## Task objective:
Among the entries below, find the lines with "должностями" and copy them.

Dataset entries:
----------------

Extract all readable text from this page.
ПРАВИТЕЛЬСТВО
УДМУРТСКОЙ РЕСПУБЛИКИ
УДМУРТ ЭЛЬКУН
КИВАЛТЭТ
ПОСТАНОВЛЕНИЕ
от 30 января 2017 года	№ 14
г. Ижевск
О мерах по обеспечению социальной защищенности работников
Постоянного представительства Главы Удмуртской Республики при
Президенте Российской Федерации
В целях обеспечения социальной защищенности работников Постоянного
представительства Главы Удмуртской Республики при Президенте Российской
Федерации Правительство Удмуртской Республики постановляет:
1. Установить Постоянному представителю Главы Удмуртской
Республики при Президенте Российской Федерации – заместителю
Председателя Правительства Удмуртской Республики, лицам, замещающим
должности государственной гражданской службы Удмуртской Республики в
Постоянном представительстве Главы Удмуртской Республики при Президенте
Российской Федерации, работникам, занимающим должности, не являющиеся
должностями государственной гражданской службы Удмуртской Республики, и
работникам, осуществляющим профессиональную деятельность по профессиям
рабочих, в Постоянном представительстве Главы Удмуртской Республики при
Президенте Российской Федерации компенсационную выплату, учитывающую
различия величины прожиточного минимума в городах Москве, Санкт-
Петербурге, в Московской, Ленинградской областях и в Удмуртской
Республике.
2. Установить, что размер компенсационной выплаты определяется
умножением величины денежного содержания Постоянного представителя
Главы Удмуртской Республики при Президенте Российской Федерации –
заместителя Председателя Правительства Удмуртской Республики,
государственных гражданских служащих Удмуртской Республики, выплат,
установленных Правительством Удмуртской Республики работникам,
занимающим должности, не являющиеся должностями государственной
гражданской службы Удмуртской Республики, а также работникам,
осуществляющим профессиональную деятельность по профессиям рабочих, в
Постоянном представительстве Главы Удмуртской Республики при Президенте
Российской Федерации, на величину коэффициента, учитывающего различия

----------------

## Expected output:
должностями государственной гражданской службы Удмуртской Республики, и
занимающим должности, не являющиеся должностями государственной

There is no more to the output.